-- START MATERIAL SUPPLIED --

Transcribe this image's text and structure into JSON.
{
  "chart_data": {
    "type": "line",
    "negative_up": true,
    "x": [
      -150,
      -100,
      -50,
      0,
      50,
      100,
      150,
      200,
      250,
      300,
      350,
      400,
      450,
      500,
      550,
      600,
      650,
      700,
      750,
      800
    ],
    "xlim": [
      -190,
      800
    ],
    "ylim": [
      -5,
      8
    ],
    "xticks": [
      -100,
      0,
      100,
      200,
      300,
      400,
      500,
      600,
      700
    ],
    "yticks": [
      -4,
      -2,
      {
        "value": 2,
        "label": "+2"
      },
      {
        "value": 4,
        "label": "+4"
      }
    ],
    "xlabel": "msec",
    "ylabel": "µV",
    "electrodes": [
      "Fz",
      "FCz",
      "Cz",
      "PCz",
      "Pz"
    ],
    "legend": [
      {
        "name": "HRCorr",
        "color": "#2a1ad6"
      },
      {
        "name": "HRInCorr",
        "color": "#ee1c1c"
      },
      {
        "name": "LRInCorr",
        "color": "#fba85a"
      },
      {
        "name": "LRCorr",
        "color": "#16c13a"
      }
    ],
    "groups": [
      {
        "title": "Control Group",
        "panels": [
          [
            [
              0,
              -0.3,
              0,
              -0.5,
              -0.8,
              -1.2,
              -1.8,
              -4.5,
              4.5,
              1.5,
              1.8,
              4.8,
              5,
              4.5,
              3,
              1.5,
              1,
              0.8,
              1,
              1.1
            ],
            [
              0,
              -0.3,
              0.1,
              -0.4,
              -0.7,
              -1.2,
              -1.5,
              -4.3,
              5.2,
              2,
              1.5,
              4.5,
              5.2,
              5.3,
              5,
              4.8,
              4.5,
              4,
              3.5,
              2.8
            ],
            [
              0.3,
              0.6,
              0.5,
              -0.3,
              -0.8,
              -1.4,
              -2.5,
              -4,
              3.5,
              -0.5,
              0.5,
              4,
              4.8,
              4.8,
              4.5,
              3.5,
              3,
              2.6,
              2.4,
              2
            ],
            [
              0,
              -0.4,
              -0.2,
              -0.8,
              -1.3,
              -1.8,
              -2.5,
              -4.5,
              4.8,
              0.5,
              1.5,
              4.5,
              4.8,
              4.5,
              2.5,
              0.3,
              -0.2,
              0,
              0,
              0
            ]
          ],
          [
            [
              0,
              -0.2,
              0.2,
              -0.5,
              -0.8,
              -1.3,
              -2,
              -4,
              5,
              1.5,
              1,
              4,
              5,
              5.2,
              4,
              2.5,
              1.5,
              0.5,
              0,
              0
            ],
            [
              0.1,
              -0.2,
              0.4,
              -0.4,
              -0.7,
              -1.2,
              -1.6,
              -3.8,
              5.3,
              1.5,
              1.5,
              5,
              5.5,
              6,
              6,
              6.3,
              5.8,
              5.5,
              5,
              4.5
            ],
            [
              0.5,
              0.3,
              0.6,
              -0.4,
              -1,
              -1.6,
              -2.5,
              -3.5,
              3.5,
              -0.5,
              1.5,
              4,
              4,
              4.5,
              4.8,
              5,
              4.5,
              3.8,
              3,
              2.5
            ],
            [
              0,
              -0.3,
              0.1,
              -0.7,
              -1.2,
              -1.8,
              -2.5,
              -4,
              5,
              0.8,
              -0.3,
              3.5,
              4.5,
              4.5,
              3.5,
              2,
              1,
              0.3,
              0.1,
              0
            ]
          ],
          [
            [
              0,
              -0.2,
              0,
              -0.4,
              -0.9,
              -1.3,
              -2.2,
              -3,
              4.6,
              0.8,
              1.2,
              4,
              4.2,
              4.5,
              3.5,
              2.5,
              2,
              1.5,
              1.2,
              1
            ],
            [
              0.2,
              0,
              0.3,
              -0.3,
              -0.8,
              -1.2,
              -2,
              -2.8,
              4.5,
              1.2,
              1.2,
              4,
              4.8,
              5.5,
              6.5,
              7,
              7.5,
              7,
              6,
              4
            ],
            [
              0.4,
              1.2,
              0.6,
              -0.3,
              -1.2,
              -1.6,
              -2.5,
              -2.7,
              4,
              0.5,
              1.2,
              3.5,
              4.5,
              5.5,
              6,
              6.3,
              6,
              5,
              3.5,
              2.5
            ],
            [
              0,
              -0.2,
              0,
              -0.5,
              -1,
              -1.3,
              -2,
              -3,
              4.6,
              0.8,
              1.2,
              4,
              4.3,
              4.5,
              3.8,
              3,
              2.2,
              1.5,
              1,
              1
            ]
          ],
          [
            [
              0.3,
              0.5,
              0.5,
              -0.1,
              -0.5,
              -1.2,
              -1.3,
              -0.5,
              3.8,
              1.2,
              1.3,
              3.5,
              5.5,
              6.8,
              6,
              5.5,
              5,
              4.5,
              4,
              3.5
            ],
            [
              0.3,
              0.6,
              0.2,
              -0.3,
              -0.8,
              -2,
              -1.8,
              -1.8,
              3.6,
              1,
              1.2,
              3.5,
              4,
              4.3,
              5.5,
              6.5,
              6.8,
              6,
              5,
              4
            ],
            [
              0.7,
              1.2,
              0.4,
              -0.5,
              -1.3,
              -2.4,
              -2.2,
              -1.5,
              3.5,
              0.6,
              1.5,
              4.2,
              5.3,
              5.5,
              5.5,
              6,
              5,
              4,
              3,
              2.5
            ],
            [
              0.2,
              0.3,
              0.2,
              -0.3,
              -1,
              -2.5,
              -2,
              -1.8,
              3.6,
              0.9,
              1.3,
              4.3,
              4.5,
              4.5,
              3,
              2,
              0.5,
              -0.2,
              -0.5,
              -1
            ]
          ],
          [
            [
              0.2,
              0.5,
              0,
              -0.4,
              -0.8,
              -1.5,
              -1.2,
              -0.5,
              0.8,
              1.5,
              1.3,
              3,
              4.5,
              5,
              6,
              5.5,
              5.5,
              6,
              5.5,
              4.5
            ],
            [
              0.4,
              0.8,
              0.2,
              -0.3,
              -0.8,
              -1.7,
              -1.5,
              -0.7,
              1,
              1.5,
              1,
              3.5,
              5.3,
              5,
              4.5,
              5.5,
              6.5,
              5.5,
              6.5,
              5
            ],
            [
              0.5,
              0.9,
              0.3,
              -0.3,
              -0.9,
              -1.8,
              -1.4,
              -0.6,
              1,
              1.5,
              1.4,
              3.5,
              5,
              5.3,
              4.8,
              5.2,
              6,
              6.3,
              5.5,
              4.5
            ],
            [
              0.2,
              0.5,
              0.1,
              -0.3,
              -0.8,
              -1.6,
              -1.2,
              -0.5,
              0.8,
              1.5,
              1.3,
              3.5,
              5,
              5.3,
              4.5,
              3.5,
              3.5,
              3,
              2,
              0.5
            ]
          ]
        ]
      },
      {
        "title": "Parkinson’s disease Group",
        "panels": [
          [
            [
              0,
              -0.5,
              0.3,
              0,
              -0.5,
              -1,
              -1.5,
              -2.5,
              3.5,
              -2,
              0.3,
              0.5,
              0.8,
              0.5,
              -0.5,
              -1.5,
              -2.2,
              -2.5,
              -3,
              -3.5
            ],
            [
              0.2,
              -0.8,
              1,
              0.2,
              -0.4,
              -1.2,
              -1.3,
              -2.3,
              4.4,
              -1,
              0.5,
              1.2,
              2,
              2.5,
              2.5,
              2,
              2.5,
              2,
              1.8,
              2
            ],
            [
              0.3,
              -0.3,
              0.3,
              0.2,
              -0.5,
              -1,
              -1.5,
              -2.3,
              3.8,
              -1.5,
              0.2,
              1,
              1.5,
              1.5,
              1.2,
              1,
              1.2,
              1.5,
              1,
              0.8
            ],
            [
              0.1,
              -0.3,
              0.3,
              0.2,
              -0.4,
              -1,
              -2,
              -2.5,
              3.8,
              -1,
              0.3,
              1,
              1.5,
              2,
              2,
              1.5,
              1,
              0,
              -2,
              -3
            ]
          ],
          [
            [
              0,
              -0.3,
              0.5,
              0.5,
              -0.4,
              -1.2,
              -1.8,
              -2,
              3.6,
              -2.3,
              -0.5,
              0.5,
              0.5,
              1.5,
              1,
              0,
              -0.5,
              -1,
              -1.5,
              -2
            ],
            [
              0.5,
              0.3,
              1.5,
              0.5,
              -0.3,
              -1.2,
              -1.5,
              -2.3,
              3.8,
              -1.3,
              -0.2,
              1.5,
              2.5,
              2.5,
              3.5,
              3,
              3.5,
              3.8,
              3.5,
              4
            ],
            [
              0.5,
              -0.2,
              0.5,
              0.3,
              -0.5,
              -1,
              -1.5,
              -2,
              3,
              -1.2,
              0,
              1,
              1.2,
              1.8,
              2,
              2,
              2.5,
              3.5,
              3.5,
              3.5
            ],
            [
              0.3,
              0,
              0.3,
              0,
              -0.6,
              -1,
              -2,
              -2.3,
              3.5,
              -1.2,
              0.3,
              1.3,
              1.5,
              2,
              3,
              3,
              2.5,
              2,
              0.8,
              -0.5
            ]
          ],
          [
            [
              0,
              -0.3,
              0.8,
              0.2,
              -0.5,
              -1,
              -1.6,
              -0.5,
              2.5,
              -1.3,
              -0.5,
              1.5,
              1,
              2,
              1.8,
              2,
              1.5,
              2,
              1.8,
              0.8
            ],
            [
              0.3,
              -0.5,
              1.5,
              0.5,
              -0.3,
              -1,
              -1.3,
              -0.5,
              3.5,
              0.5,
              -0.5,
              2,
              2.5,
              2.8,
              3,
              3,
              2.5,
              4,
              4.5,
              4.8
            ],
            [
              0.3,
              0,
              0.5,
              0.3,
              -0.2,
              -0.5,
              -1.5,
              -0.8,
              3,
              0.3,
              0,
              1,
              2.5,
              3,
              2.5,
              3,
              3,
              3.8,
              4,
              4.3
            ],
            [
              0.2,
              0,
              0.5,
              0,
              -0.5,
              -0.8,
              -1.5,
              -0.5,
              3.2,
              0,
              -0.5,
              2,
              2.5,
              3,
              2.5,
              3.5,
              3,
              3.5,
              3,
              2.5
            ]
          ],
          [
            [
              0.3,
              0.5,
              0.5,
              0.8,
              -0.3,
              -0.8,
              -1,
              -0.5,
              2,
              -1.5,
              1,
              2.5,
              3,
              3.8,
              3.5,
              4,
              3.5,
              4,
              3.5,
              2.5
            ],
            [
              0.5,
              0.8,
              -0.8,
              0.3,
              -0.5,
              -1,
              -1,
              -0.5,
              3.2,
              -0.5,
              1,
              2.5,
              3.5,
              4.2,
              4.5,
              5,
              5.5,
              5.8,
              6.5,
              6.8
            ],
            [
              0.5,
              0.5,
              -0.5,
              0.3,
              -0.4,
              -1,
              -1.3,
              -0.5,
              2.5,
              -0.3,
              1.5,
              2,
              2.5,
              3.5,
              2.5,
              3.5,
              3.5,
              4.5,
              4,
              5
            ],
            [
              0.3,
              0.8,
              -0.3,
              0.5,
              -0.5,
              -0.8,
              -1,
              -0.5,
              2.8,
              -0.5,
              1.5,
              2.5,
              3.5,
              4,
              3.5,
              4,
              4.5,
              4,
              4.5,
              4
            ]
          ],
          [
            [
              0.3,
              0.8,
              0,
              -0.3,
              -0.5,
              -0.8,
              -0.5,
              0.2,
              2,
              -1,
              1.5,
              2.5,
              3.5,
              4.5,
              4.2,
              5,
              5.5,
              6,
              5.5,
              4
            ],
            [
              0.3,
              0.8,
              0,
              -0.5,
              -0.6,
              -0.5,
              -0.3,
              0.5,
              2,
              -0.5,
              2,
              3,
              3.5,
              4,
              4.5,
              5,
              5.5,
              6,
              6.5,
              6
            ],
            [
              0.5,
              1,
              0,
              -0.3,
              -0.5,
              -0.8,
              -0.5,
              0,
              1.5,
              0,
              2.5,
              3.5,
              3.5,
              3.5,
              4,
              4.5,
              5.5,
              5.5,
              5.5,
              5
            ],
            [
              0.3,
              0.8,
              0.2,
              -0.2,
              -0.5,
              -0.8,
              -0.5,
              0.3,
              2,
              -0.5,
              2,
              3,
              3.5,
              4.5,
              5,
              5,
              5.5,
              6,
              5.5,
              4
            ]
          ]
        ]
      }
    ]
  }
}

-- END MATERIAL SUPPLIED --

**TO DO**
How many of the lines above contain the string "name"? Give the number only.

**PROBLEM SOLUTION**
4